Dataset entries on figures
-----

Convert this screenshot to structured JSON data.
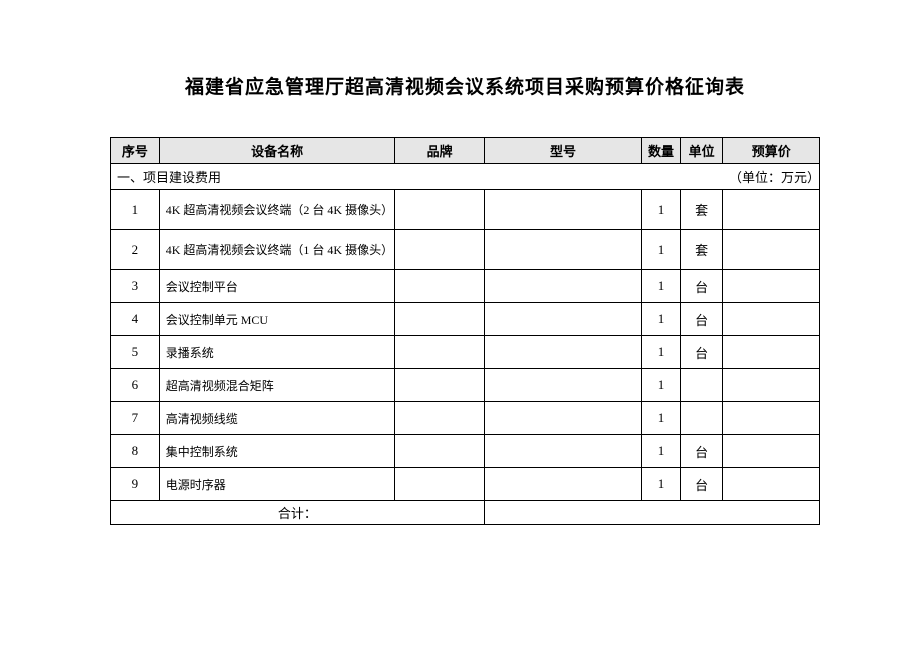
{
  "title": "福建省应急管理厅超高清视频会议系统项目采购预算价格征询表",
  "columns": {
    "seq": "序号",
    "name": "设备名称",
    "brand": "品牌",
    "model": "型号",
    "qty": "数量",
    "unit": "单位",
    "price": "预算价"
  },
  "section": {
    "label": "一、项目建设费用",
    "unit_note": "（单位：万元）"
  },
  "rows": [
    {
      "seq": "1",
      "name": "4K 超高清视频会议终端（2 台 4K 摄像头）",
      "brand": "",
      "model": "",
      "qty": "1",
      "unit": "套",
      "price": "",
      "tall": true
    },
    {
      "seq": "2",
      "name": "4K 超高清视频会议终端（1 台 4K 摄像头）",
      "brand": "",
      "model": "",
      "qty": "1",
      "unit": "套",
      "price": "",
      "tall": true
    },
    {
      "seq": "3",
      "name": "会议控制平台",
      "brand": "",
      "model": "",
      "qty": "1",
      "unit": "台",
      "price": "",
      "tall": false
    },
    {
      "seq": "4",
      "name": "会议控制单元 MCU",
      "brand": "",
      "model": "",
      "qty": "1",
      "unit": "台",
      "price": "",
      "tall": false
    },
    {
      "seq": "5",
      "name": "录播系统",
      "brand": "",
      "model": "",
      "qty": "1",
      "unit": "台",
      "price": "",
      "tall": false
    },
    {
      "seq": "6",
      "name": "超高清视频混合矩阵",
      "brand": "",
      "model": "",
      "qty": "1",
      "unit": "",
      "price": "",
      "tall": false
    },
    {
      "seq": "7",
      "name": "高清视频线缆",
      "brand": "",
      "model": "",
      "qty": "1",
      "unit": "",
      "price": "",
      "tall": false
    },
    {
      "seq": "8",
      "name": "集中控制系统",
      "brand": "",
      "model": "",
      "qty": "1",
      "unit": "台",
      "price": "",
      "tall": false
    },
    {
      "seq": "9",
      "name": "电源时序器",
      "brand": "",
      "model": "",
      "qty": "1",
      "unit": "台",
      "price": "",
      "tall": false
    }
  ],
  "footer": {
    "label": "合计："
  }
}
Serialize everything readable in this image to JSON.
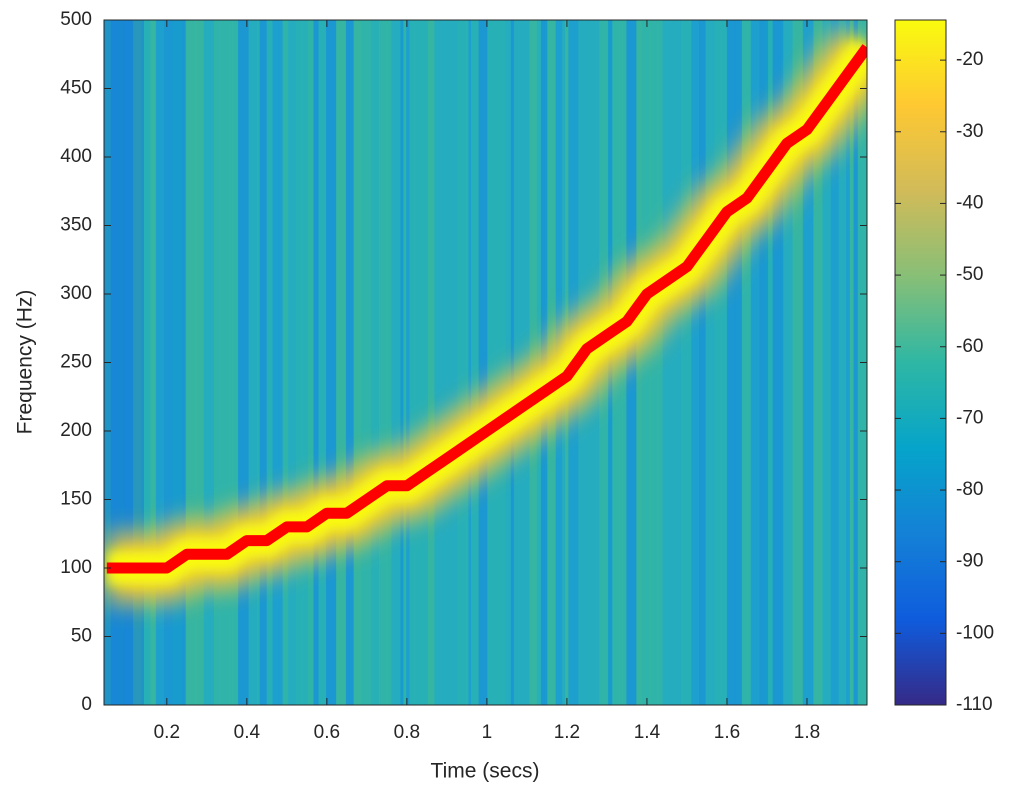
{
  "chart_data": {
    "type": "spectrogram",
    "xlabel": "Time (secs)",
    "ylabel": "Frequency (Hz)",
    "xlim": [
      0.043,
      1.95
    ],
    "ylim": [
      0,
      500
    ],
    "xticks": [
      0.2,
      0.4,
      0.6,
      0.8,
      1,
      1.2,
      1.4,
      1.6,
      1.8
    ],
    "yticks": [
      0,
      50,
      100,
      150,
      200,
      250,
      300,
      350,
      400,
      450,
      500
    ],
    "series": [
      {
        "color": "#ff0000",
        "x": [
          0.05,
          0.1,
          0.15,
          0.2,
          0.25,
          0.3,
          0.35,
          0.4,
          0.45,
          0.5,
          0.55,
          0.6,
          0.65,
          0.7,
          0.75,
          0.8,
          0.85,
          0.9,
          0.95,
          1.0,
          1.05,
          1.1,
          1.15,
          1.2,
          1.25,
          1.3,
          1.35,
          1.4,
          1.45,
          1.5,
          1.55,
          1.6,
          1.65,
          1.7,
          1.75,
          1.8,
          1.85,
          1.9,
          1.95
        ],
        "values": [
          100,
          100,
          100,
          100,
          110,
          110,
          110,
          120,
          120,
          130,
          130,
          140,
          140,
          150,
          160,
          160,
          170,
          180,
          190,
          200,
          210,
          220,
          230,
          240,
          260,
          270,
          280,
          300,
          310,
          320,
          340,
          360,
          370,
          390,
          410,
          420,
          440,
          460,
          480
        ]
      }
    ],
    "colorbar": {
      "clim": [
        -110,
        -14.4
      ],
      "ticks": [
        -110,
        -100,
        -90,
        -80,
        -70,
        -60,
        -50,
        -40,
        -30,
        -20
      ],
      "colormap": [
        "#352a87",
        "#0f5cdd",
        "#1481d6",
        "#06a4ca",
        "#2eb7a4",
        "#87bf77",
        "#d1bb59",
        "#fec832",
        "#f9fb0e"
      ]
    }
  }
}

-----

> PROBLEM DETAILS: Your task is to gather every line with the word "this" and copy it.

> WRITTEN ANSWER:
Convert this screenshot to structured JSON data.
Serialize everything readable in this image to JSON.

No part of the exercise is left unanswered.